Each line of the material below should be reproduced exactly.

═════ Supplied data ═════

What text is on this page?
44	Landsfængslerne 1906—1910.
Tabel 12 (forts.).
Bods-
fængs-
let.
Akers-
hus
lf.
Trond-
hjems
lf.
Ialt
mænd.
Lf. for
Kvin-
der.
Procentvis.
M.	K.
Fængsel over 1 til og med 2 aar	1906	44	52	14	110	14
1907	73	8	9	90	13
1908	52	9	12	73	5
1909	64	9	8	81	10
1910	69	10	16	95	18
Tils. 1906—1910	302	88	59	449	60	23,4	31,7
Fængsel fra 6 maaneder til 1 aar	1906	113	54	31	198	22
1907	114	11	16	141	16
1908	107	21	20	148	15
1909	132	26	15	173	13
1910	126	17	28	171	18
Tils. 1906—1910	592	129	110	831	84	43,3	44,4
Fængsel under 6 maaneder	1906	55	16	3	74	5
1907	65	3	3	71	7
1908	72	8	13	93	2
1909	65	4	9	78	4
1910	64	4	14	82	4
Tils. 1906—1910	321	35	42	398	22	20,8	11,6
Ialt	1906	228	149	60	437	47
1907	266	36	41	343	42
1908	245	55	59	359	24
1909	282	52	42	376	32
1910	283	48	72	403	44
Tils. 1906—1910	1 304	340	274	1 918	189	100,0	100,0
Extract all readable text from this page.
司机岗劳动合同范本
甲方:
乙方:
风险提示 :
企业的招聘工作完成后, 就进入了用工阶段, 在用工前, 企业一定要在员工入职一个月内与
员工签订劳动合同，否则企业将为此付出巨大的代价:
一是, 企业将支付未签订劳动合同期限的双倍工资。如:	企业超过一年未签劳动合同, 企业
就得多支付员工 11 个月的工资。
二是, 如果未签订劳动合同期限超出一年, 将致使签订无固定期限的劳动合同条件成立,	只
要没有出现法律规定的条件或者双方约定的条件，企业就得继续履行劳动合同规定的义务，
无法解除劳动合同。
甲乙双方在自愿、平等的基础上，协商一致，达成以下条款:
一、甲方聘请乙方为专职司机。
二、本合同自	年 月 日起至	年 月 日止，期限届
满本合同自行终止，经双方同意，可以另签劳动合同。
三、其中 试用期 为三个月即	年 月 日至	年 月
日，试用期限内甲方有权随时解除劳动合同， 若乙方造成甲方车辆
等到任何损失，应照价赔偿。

═════

Answer to this task>
What text is on this page?
44	Landsfængslerne 1906—1910.
Tabel 12 (forts.).
Bods-
fængs-
let.
Akers-
hus
lf.
Trond-
hjems
lf.
Ialt
mænd.
Lf. for
Kvin-
der.
Procentvis.
M.	K.
Fængsel over 1 til og med 2 aar	1906	44	52	14	110	14
1907	73	8	9	90	13
1908	52	9	12	73	5
1909	64	9	8	81	10
1910	69	10	16	95	18
Tils. 1906—1910	302	88	59	449	60	23,4	31,7
Fængsel fra 6 maaneder til 1 aar	1906	113	54	31	198	22
1907	114	11	16	141	16
1908	107	21	20	148	15
1909	132	26	15	173	13
1910	126	17	28	171	18
Tils. 1906—1910	592	129	110	831	84	43,3	44,4
Fængsel under 6 maaneder	1906	55	16	3	74	5
1907	65	3	3	71	7
1908	72	8	13	93	2
1909	65	4	9	78	4
1910	64	4	14	82	4
Tils. 1906—1910	321	35	42	398	22	20,8	11,6
Ialt	1906	228	149	60	437	47
1907	266	36	41	343	42
1908	245	55	59	359	24
1909	282	52	42	376	32
1910	283	48	72	403	44
Tils. 1906—1910	1 304	340	274	1 918	189	100,0	100,0
Extract all readable text from this page.
司机岗劳动合同范本
甲方:
乙方:
风险提示 :
企业的招聘工作完成后, 就进入了用工阶段, 在用工前, 企业一定要在员工入职一个月内与
员工签订劳动合同，否则企业将为此付出巨大的代价:
一是, 企业将支付未签订劳动合同期限的双倍工资。如:	企业超过一年未签劳动合同, 企业
就得多支付员工 11 个月的工资。
二是, 如果未签订劳动合同期限超出一年, 将致使签订无固定期限的劳动合同条件成立,	只
要没有出现法律规定的条件或者双方约定的条件，企业就得继续履行劳动合同规定的义务，
无法解除劳动合同。
甲乙双方在自愿、平等的基础上，协商一致，达成以下条款:
一、甲方聘请乙方为专职司机。
二、本合同自	年 月 日起至	年 月 日止，期限届
满本合同自行终止，经双方同意，可以另签劳动合同。
三、其中 试用期 为三个月即	年 月 日至	年 月
日，试用期限内甲方有权随时解除劳动合同， 若乙方造成甲方车辆
等到任何损失，应照价赔偿。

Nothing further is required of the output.